## Work to do
Take each line containing the word "What" and copy it.

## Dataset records

»»

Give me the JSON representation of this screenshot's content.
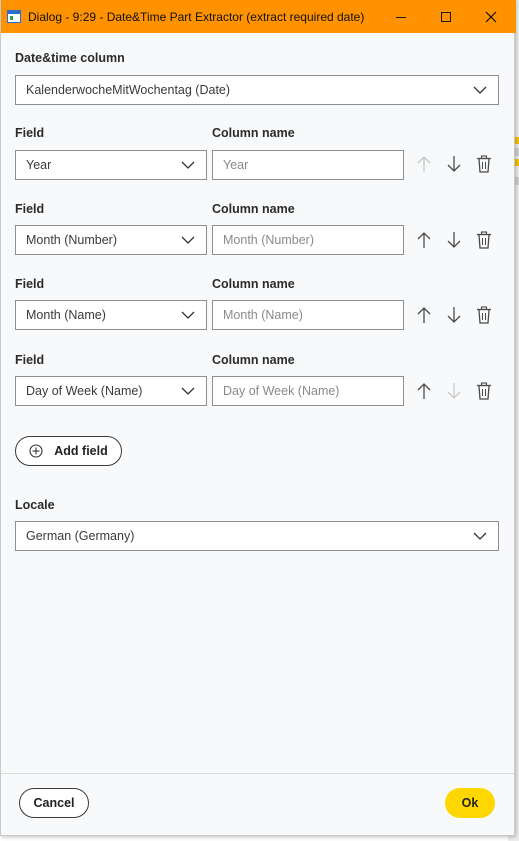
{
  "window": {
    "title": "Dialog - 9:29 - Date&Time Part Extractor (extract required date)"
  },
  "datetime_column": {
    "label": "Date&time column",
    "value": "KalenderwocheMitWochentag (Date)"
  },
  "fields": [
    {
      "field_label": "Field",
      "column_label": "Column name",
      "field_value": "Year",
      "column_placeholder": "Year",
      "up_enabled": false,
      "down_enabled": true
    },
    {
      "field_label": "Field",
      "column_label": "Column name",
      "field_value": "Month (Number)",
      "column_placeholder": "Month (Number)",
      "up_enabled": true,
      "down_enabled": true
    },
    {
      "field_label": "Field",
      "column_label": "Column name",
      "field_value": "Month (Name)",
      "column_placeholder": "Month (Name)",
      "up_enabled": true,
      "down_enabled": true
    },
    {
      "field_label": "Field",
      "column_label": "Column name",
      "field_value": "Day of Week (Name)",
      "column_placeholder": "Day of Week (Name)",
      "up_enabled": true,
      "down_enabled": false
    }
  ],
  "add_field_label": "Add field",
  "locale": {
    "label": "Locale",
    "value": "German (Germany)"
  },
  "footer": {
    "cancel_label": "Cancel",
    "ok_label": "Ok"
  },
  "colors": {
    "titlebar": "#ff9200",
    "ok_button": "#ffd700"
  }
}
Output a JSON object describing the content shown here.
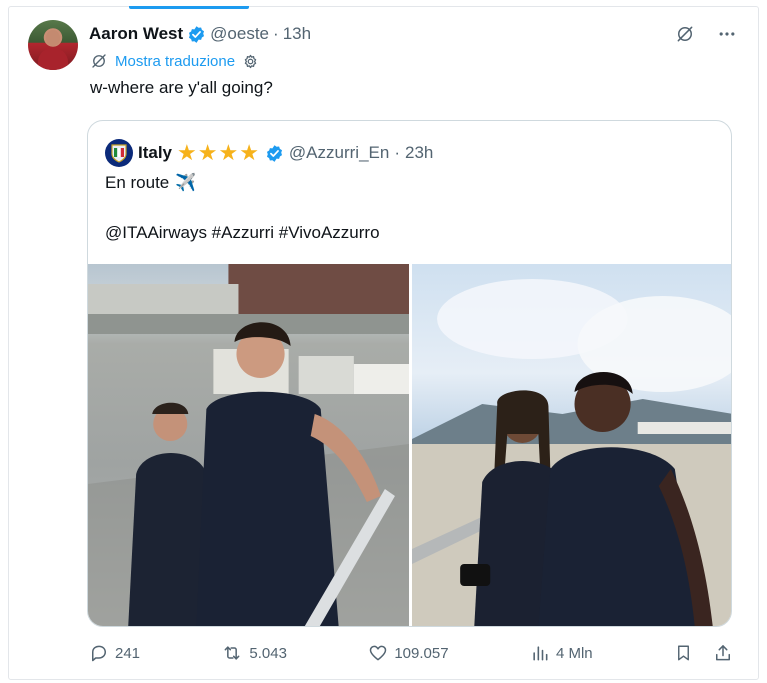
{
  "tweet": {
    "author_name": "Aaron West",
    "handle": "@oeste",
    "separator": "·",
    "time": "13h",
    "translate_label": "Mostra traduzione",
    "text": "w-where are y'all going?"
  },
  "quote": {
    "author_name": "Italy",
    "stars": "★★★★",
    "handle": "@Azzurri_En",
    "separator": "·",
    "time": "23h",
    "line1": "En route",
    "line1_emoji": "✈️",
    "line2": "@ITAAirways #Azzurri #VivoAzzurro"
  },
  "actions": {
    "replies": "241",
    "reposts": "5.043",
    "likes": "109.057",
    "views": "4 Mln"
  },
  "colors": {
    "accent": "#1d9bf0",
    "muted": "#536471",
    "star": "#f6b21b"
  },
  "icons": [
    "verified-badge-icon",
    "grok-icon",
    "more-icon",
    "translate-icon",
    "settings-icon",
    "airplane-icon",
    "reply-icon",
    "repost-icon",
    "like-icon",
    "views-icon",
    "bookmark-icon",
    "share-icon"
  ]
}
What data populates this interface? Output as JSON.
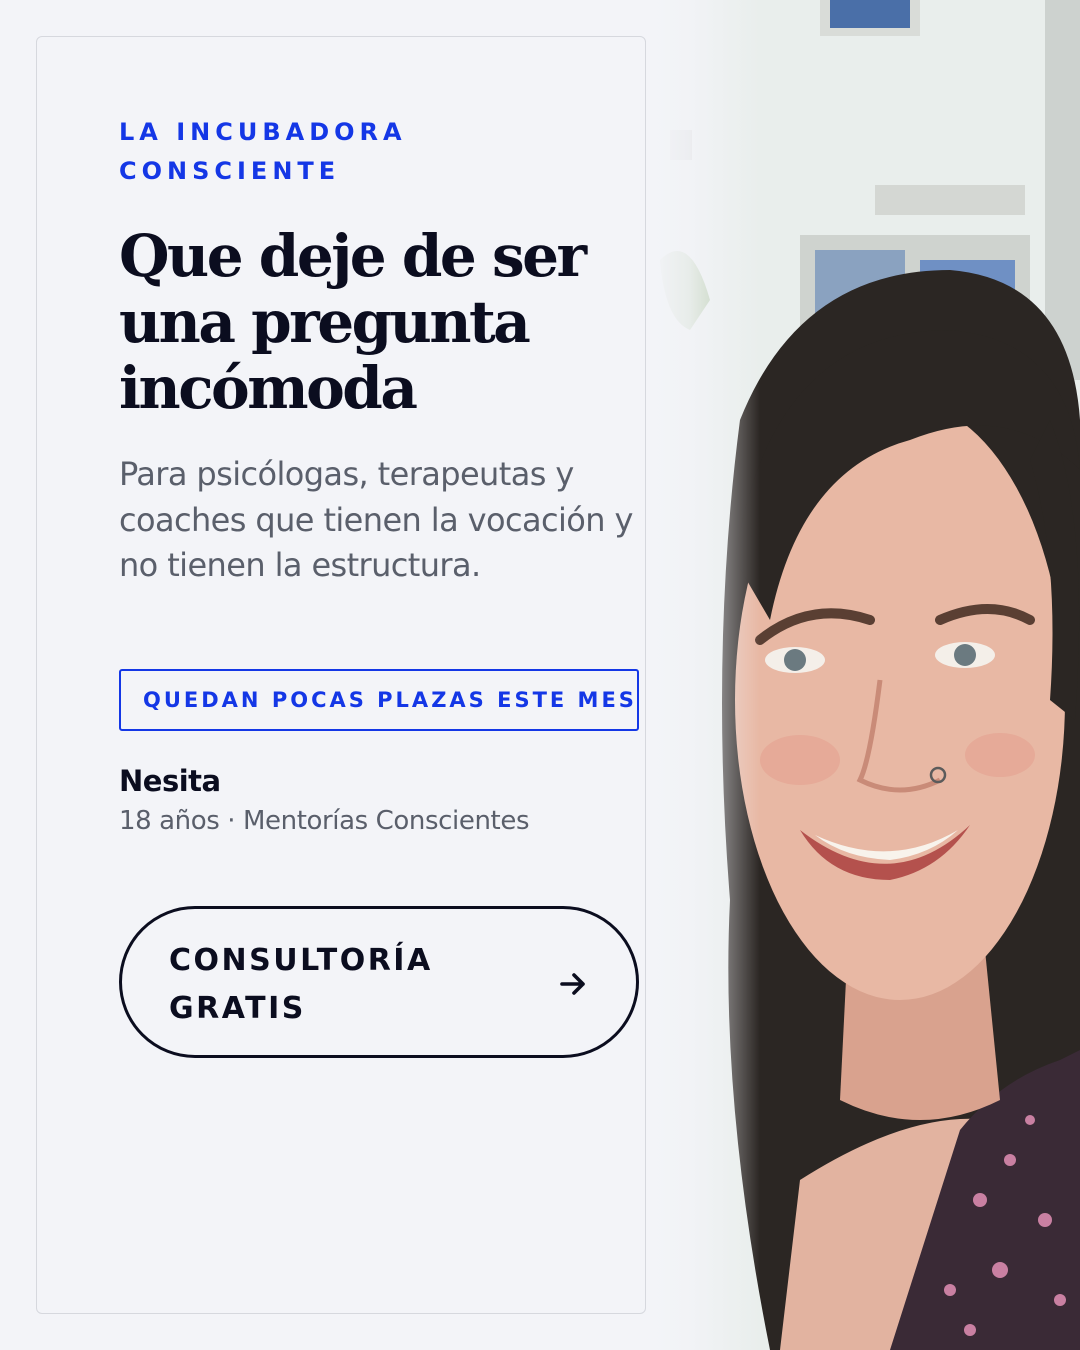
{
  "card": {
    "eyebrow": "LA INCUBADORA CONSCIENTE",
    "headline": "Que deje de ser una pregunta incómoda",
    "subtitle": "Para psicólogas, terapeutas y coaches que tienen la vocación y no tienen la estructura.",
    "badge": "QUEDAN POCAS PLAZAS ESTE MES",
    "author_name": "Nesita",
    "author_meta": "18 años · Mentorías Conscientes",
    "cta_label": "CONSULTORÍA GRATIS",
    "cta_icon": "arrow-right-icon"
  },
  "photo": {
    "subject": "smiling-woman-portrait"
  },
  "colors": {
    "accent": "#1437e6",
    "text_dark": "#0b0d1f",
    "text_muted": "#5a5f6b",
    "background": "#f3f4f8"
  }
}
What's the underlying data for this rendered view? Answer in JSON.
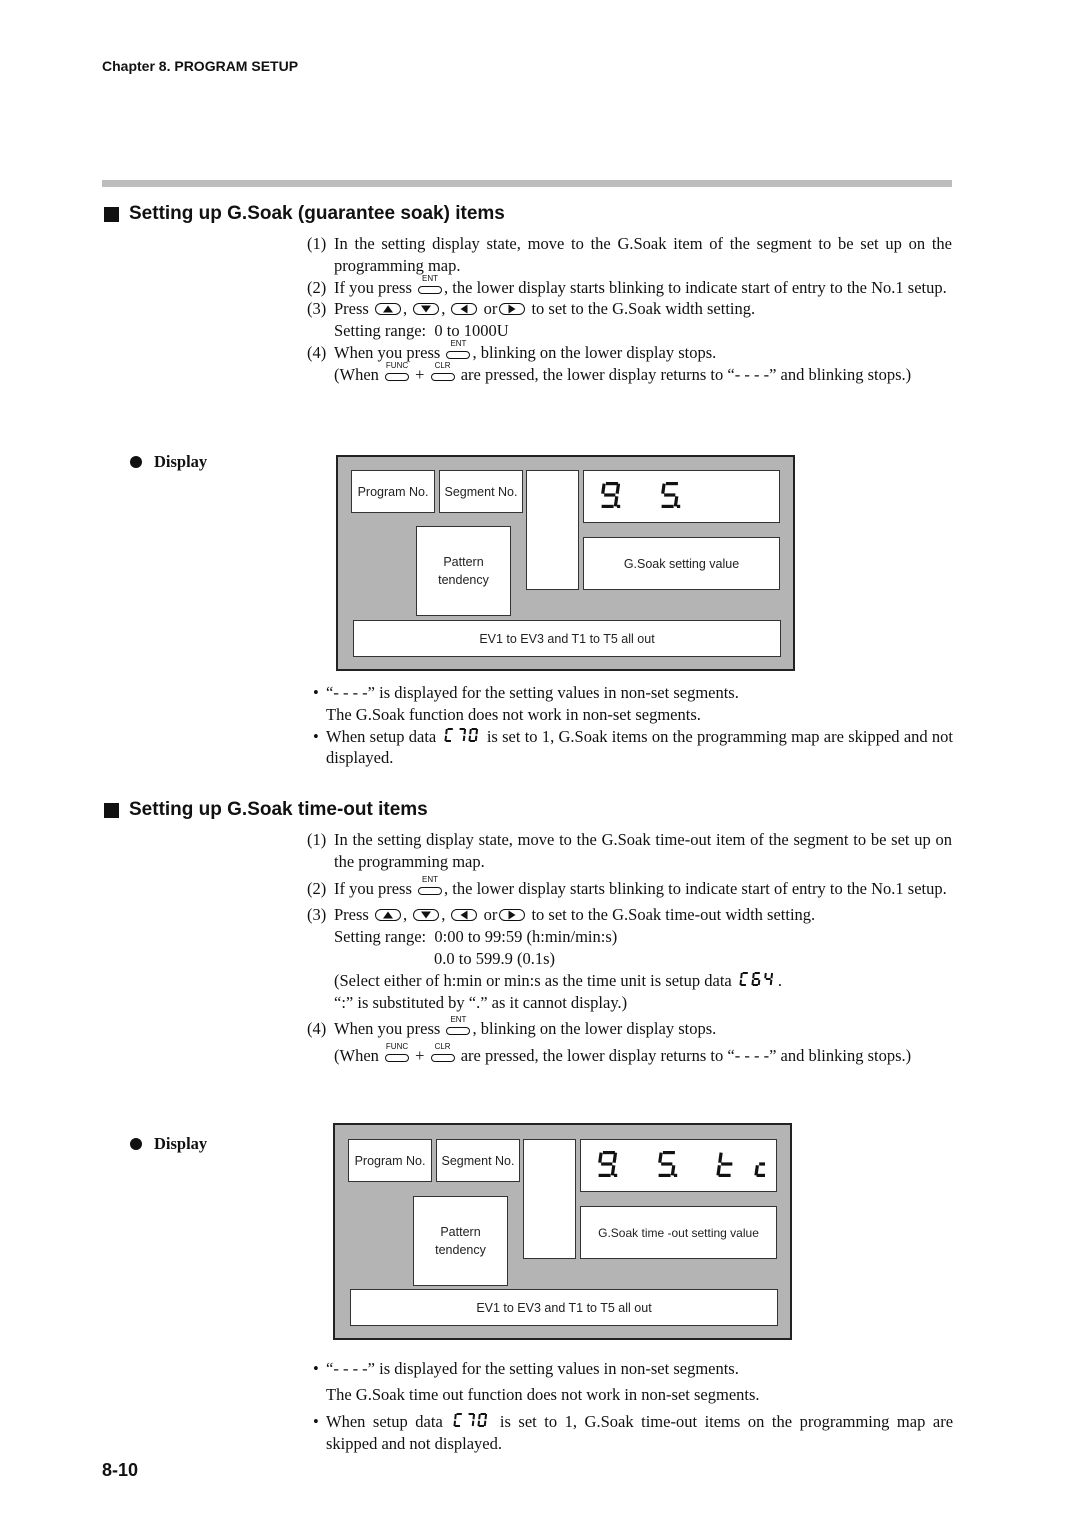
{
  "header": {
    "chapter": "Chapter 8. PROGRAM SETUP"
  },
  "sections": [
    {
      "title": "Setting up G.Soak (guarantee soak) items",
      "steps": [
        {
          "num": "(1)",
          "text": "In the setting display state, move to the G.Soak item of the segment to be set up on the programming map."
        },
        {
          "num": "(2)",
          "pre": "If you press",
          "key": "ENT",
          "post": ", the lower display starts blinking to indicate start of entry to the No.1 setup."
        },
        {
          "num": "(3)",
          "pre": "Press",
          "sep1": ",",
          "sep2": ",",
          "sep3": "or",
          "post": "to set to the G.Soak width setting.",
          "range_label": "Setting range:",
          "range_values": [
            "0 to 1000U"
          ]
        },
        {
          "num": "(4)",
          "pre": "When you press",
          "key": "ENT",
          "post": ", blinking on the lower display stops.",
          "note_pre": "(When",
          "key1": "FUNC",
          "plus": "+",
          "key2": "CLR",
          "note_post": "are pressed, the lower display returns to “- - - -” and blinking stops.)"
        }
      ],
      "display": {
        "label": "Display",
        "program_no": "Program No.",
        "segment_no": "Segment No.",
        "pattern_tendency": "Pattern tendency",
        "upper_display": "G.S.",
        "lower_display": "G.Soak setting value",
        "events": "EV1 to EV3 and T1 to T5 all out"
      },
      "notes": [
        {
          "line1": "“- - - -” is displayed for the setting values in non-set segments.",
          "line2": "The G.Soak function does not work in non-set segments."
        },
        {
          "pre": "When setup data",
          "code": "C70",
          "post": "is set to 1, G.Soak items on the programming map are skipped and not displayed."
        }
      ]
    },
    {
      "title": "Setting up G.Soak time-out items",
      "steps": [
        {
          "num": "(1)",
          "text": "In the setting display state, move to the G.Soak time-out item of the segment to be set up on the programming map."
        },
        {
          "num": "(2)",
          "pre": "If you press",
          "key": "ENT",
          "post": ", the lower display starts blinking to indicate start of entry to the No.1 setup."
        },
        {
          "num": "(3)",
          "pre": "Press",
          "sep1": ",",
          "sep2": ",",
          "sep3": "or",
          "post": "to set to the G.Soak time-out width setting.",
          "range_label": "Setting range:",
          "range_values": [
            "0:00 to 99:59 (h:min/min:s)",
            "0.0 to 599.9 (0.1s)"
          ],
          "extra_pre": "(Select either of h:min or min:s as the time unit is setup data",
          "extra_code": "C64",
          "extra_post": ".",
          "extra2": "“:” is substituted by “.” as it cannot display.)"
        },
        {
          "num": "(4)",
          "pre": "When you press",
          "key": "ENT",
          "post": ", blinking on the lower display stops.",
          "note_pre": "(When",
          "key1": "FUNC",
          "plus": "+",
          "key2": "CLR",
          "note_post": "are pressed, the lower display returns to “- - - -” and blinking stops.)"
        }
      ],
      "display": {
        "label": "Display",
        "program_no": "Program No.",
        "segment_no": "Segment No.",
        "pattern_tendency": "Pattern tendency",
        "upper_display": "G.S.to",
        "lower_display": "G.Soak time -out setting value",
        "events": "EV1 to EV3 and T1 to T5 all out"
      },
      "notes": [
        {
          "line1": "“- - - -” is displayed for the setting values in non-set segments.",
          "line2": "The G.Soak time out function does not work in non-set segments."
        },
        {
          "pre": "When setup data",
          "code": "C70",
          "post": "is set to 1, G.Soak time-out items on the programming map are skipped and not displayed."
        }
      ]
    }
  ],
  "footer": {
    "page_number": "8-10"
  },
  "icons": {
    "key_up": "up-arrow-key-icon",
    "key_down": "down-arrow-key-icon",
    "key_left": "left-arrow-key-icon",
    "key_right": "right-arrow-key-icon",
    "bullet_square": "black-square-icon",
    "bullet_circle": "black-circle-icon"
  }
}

««

## Solution for this task
What data populates this interface? Output as JSON.
What's the underlying data for this rendered view? Answer in JSON.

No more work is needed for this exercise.